___ Stored records
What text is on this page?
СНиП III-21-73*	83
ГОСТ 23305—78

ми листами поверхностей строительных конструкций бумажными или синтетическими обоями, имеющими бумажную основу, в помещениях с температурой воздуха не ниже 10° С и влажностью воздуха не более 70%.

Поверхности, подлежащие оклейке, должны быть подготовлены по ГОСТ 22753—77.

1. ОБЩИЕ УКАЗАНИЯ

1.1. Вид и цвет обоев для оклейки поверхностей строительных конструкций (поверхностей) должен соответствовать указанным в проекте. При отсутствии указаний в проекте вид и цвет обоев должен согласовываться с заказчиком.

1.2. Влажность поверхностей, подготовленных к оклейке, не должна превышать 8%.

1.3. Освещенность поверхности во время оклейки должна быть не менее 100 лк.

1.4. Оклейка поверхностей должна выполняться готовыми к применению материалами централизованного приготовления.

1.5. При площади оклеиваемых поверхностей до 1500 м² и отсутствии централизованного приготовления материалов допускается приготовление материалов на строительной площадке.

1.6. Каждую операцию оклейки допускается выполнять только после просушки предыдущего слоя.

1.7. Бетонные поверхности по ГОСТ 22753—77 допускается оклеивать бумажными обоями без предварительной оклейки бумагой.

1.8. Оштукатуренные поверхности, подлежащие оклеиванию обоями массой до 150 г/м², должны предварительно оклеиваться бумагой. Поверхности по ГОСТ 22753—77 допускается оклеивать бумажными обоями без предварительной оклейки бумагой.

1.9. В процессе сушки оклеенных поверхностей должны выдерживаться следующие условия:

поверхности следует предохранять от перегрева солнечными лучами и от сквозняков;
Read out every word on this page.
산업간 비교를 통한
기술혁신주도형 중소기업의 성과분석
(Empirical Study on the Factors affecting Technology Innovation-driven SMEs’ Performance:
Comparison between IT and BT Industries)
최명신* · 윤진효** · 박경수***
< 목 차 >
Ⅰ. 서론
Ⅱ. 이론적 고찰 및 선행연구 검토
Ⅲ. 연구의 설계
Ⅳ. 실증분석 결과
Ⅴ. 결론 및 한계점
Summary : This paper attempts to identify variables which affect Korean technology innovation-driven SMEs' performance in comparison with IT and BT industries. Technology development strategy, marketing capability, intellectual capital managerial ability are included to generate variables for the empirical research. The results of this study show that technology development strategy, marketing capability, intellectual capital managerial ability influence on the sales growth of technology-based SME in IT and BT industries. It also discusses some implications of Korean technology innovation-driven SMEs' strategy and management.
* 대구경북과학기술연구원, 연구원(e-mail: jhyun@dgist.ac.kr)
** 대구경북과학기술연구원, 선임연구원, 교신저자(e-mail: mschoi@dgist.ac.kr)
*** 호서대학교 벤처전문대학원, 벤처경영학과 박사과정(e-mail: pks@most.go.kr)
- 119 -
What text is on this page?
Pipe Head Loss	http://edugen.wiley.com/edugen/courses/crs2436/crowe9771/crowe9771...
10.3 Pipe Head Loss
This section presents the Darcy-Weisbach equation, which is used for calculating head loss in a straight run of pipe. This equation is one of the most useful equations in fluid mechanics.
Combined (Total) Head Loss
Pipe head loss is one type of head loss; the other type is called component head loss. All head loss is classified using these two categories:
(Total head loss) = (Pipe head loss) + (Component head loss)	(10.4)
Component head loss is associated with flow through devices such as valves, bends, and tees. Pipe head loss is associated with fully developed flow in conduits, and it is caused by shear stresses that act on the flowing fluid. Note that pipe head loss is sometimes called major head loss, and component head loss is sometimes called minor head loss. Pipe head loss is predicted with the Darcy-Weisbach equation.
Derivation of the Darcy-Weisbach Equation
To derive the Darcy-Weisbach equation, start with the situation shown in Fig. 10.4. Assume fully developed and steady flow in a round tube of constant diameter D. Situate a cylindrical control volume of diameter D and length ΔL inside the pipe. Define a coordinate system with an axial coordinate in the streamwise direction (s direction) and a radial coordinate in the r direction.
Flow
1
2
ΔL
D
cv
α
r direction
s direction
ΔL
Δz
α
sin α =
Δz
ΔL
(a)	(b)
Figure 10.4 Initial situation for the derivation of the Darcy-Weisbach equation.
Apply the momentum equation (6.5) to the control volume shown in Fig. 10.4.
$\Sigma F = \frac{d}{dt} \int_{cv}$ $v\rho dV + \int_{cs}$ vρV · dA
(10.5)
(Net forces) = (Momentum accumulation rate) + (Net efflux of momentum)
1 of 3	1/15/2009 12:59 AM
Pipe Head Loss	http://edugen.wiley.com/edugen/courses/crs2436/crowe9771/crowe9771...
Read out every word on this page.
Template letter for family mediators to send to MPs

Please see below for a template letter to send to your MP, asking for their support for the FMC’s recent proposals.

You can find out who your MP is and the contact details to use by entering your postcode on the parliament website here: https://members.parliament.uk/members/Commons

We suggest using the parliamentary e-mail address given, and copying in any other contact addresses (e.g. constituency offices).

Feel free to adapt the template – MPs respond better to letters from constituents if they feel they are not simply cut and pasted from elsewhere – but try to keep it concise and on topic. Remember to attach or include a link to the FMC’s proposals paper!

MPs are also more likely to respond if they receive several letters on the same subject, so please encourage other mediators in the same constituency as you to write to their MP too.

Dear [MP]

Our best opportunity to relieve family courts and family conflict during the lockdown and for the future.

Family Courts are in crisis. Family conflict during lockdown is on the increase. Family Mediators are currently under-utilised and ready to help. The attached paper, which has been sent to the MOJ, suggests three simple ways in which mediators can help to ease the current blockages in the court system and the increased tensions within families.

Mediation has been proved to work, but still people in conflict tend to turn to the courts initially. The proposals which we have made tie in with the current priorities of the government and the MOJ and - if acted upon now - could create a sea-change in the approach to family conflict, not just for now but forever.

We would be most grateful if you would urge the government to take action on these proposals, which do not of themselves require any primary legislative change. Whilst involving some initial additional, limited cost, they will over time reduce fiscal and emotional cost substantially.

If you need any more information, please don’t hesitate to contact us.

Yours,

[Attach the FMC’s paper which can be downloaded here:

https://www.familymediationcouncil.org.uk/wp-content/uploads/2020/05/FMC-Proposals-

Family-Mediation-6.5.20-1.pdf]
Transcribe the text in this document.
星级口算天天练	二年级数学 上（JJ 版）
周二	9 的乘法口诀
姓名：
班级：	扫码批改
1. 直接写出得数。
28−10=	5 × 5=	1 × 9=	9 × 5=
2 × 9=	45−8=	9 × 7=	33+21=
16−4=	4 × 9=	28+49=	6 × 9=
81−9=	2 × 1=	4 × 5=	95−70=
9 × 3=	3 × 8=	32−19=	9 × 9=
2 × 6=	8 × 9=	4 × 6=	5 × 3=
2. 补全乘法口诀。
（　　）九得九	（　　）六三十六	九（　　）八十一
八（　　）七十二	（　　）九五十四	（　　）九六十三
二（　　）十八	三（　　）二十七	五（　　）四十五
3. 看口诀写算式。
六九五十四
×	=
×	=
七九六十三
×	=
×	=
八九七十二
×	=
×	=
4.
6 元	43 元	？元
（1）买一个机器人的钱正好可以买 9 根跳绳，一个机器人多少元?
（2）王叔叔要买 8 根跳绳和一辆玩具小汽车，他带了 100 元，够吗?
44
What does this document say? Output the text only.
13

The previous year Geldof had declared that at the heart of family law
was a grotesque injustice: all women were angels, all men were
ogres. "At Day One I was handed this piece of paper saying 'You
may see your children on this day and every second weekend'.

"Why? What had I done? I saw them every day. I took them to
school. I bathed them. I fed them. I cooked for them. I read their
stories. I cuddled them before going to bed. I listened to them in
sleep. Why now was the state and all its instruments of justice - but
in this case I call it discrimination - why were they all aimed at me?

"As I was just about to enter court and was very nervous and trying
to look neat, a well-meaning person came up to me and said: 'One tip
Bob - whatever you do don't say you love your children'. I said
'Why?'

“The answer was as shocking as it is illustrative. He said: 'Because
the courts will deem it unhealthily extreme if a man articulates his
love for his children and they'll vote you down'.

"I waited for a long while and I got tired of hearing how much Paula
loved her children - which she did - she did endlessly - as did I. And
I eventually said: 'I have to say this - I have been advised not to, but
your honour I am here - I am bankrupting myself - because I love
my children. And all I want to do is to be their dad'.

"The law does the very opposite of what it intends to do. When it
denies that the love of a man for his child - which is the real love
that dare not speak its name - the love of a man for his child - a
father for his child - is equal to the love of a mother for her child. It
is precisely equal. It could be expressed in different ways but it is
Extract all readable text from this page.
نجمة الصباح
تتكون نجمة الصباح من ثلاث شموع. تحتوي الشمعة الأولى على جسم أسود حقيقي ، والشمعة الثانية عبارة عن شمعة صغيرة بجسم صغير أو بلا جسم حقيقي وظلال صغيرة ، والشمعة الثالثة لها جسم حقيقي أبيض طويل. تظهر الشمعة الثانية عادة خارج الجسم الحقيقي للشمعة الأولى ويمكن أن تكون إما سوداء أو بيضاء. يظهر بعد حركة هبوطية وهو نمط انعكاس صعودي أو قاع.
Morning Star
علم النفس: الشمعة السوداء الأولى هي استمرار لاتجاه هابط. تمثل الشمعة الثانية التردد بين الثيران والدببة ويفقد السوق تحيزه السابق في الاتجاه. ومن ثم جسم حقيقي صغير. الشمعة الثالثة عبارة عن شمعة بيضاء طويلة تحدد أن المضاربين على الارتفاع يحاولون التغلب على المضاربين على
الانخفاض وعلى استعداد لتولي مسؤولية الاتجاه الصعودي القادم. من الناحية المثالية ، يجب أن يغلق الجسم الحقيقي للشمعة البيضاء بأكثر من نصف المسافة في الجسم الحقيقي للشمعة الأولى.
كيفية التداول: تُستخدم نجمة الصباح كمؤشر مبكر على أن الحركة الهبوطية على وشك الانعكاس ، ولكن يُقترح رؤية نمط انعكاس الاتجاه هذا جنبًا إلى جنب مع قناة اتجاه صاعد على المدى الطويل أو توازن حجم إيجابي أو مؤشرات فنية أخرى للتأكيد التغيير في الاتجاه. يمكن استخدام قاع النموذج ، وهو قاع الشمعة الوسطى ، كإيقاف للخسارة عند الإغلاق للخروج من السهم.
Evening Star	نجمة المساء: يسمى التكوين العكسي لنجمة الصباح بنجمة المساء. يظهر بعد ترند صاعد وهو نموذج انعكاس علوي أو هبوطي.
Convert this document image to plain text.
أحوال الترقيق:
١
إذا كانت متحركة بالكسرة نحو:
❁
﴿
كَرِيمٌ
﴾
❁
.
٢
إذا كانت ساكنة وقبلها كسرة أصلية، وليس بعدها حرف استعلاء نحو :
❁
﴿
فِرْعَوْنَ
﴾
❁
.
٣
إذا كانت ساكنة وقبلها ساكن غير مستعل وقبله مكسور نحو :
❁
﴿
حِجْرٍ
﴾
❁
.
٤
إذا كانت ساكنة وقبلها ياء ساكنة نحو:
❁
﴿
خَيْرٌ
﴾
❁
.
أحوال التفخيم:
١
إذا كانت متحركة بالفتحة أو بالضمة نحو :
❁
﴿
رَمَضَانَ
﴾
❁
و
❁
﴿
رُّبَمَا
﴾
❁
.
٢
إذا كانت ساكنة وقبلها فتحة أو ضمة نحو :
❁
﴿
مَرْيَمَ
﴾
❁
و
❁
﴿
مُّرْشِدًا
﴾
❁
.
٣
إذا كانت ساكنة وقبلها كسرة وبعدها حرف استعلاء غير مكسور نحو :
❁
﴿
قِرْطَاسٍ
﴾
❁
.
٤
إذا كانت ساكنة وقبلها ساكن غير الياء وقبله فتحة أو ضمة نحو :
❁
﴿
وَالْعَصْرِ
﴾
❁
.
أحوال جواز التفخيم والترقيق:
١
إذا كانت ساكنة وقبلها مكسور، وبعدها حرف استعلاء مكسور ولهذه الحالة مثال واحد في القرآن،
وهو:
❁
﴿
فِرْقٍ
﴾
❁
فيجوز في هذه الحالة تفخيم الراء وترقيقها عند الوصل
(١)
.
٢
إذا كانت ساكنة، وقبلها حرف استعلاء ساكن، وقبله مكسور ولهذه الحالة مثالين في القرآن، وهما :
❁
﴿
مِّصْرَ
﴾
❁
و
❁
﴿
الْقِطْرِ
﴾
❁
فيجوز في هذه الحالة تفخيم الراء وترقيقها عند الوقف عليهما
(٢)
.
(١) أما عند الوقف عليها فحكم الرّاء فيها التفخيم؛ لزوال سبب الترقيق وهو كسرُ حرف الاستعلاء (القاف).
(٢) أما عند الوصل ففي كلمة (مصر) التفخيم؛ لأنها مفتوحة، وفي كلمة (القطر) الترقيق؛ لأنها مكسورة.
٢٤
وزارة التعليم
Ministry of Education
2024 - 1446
______
## [Problem description]
Across the material above, count every line holding "does" and write down only the number.

## [Response below]
2